--- RECORD EXTRACTS ---

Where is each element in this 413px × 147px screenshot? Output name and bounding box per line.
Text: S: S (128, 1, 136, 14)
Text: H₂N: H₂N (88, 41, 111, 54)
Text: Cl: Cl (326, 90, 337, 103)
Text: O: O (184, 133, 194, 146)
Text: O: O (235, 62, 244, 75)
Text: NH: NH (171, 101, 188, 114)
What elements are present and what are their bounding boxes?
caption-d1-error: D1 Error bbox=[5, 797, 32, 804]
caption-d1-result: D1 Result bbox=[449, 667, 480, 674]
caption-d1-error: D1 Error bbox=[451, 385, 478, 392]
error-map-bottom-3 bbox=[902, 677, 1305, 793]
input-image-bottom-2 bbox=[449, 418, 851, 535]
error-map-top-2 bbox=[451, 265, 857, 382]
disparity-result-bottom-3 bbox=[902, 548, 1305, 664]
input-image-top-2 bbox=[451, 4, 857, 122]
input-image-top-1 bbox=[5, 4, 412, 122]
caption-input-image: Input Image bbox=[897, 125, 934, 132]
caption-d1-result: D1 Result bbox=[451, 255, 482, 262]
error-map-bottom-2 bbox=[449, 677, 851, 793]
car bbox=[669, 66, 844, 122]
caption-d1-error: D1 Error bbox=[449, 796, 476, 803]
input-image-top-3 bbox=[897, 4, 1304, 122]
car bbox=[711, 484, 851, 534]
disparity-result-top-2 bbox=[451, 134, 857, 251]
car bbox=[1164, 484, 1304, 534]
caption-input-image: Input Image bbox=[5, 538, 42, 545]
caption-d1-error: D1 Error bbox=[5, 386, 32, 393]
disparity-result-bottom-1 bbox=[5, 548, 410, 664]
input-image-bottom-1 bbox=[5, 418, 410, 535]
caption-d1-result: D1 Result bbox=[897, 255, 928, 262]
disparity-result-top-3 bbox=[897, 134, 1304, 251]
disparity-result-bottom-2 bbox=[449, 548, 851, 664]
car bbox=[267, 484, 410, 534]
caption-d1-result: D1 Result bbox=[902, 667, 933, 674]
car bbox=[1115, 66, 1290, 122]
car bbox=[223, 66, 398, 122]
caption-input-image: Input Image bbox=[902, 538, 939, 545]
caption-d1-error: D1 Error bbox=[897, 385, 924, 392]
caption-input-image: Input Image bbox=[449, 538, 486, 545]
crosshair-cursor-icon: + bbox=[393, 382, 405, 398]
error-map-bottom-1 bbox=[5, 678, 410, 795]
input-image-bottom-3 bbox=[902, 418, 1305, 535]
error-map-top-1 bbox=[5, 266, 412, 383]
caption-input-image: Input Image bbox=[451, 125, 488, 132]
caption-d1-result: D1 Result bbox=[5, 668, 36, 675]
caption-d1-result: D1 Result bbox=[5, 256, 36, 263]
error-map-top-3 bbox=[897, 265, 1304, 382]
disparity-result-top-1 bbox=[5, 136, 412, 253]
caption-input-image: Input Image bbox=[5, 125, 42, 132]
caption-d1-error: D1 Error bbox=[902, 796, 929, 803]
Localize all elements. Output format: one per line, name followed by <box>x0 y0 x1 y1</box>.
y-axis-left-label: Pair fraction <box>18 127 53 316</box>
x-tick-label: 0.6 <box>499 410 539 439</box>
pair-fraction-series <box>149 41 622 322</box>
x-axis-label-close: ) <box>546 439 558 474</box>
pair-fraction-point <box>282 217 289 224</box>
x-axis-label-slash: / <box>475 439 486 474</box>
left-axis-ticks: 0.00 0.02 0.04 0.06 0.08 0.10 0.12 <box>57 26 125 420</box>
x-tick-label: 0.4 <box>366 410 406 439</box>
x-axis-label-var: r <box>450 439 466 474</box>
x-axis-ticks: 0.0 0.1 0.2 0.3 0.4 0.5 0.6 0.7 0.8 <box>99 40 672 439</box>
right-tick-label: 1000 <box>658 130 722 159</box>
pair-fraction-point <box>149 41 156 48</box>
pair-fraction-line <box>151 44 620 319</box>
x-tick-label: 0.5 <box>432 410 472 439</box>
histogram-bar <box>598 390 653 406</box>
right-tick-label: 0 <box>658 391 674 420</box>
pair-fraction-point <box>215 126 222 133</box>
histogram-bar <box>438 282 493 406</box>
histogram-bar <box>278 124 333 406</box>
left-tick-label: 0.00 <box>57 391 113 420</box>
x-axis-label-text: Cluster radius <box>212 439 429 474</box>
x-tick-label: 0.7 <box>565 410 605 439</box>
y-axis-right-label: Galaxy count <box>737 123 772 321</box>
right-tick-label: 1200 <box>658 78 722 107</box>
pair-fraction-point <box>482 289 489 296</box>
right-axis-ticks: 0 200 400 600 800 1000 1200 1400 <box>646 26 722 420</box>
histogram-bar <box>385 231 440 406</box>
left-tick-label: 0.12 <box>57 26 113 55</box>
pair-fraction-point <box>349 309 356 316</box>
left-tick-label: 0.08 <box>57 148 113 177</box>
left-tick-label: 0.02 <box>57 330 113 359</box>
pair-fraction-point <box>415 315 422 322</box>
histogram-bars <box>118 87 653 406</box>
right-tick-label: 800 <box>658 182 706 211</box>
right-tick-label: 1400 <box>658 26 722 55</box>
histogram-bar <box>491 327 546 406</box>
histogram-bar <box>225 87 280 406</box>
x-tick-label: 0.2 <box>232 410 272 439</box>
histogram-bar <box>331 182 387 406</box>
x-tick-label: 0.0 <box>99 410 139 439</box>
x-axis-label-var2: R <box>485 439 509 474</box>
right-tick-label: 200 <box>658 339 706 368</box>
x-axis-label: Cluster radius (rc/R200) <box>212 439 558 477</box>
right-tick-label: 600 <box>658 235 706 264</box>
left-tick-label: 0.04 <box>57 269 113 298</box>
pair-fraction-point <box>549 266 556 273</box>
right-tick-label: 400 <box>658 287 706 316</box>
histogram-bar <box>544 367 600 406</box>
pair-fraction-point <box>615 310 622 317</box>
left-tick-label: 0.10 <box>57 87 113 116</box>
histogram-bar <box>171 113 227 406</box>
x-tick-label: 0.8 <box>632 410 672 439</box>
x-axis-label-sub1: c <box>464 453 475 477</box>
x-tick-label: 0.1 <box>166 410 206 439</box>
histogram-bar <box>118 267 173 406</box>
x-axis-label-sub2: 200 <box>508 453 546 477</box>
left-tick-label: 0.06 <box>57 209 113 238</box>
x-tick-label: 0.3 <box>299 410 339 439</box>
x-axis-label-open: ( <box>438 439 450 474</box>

---

→ WHAT IS NEEDED
Rewrite every line of the rows above as a numbered list, leaving out any blank lines.

→ WRITTEN SOLUTION
1. Where is each element in this 413px × 147px screenshot? Output name and bounding box per line.
2. Text: S: S (128, 1, 136, 14)
3. Text: H₂N: H₂N (88, 41, 111, 54)
4. Text: Cl: Cl (326, 90, 337, 103)
5. Text: O: O (184, 133, 194, 146)
6. Text: O: O (235, 62, 244, 75)
7. Text: NH: NH (171, 101, 188, 114)
8. What elements are present and what are their bounding boxes?
9. caption-d1-error: D1 Error bbox=[5, 797, 32, 804]
10. caption-d1-result: D1 Result bbox=[449, 667, 480, 674]
11. caption-d1-error: D1 Error bbox=[451, 385, 478, 392]
12. error-map-bottom-3 bbox=[902, 677, 1305, 793]
13. input-image-bottom-2 bbox=[449, 418, 851, 535]
14. error-map-top-2 bbox=[451, 265, 857, 382]
15. disparity-result-bottom-3 bbox=[902, 548, 1305, 664]
16. input-image-top-2 bbox=[451, 4, 857, 122]
17. input-image-top-1 bbox=[5, 4, 412, 122]
18. caption-input-image: Input Image bbox=[897, 125, 934, 132]
19. caption-d1-result: D1 Result bbox=[451, 255, 482, 262]
20. error-map-bottom-2 bbox=[449, 677, 851, 793]
21. car bbox=[669, 66, 844, 122]
22. caption-d1-error: D1 Error bbox=[449, 796, 476, 803]
23. input-image-top-3 bbox=[897, 4, 1304, 122]
24. car bbox=[711, 484, 851, 534]
25. disparity-result-top-2 bbox=[451, 134, 857, 251]
26. car bbox=[1164, 484, 1304, 534]
27. caption-input-image: Input Image bbox=[5, 538, 42, 545]
28. caption-d1-error: D1 Error bbox=[5, 386, 32, 393]
29. disparity-result-bottom-1 bbox=[5, 548, 410, 664]
30. input-image-bottom-1 bbox=[5, 418, 410, 535]
31. caption-d1-result: D1 Result bbox=[897, 255, 928, 262]
32. disparity-result-top-3 bbox=[897, 134, 1304, 251]
33. disparity-result-bottom-2 bbox=[449, 548, 851, 664]
34. car bbox=[267, 484, 410, 534]
35. caption-d1-result: D1 Result bbox=[902, 667, 933, 674]
36. car bbox=[1115, 66, 1290, 122]
37. car bbox=[223, 66, 398, 122]
38. caption-input-image: Input Image bbox=[902, 538, 939, 545]
39. caption-d1-error: D1 Error bbox=[897, 385, 924, 392]
40. caption-input-image: Input Image bbox=[449, 538, 486, 545]
41. crosshair-cursor-icon: + bbox=[393, 382, 405, 398]
42. error-map-bottom-1 bbox=[5, 678, 410, 795]
43. input-image-bottom-3 bbox=[902, 418, 1305, 535]
44. error-map-top-1 bbox=[5, 266, 412, 383]
45. caption-input-image: Input Image bbox=[451, 125, 488, 132]
46. caption-d1-result: D1 Result bbox=[5, 668, 36, 675]
47. caption-d1-result: D1 Result bbox=[5, 256, 36, 263]
48. error-map-top-3 bbox=[897, 265, 1304, 382]
49. disparity-result-top-1 bbox=[5, 136, 412, 253]
50. caption-input-image: Input Image bbox=[5, 125, 42, 132]
51. caption-d1-error: D1 Error bbox=[902, 796, 929, 803]
52. Localize all elements. Output format: one per line, name followed by <box>x0 y0 x1 y1</box>.
53. y-axis-left-label: Pair fraction <box>18 127 53 316</box>
54. x-tick-label: 0.6 <box>499 410 539 439</box>
55. pair-fraction-series <box>149 41 622 322</box>
56. x-axis-label-close: ) <box>546 439 558 474</box>
57. pair-fraction-point <box>282 217 289 224</box>
58. x-axis-label-slash: / <box>475 439 486 474</box>
59. left-axis-ticks: 0.00 0.02 0.04 0.06 0.08 0.10 0.12 <box>57 26 125 420</box>
60. x-tick-label: 0.4 <box>366 410 406 439</box>
61. x-axis-label-var: r <box>450 439 466 474</box>
62. x-axis-ticks: 0.0 0.1 0.2 0.3 0.4 0.5 0.6 0.7 0.8 <box>99 40 672 439</box>
63. right-tick-label: 1000 <box>658 130 722 159</box>
64. pair-fraction-point <box>149 41 156 48</box>
65. pair-fraction-line <box>151 44 620 319</box>
66. x-tick-label: 0.5 <box>432 410 472 439</box>
67. histogram-bar <box>598 390 653 406</box>
68. right-tick-label: 0 <box>658 391 674 420</box>
69. pair-fraction-point <box>215 126 222 133</box>
70. histogram-bar <box>438 282 493 406</box>
71. histogram-bar <box>278 124 333 406</box>
72. left-tick-label: 0.00 <box>57 391 113 420</box>
73. x-axis-label-text: Cluster radius <box>212 439 429 474</box>
74. x-tick-label: 0.7 <box>565 410 605 439</box>
75. y-axis-right-label: Galaxy count <box>737 123 772 321</box>
76. right-tick-label: 1200 <box>658 78 722 107</box>
77. pair-fraction-point <box>482 289 489 296</box>
78. right-axis-ticks: 0 200 400 600 800 1000 1200 1400 <box>646 26 722 420</box>
79. histogram-bar <box>385 231 440 406</box>
80. left-tick-label: 0.12 <box>57 26 113 55</box>
81. pair-fraction-point <box>349 309 356 316</box>
82. left-tick-label: 0.08 <box>57 148 113 177</box>
83. left-tick-label: 0.02 <box>57 330 113 359</box>
84. pair-fraction-point <box>415 315 422 322</box>
85. histogram-bars <box>118 87 653 406</box>
86. right-tick-label: 800 <box>658 182 706 211</box>
87. right-tick-label: 1400 <box>658 26 722 55</box>
88. histogram-bar <box>491 327 546 406</box>
89. histogram-bar <box>225 87 280 406</box>
90. x-tick-label: 0.2 <box>232 410 272 439</box>
91. histogram-bar <box>331 182 387 406</box>
92. x-tick-label: 0.0 <box>99 410 139 439</box>
93. x-axis-label-var2: R <box>485 439 509 474</box>
94. right-tick-label: 200 <box>658 339 706 368</box>
95. x-axis-label: Cluster radius (rc/R200) <box>212 439 558 477</box>
96. right-tick-label: 600 <box>658 235 706 264</box>
97. left-tick-label: 0.04 <box>57 269 113 298</box>
98. pair-fraction-point <box>549 266 556 273</box>
99. right-tick-label: 400 <box>658 287 706 316</box>
100. histogram-bar <box>544 367 600 406</box>
101. pair-fraction-point <box>615 310 622 317</box>
102. left-tick-label: 0.10 <box>57 87 113 116</box>
103. histogram-bar <box>171 113 227 406</box>
104. x-tick-label: 0.8 <box>632 410 672 439</box>
105. x-axis-label-sub1: c <box>464 453 475 477</box>
106. x-tick-label: 0.1 <box>166 410 206 439</box>
107. histogram-bar <box>118 267 173 406</box>
108. x-axis-label-sub2: 200 <box>508 453 546 477</box>
109. left-tick-label: 0.06 <box>57 209 113 238</box>
110. x-tick-label: 0.3 <box>299 410 339 439</box>
111. x-axis-label-open: ( <box>438 439 450 474</box>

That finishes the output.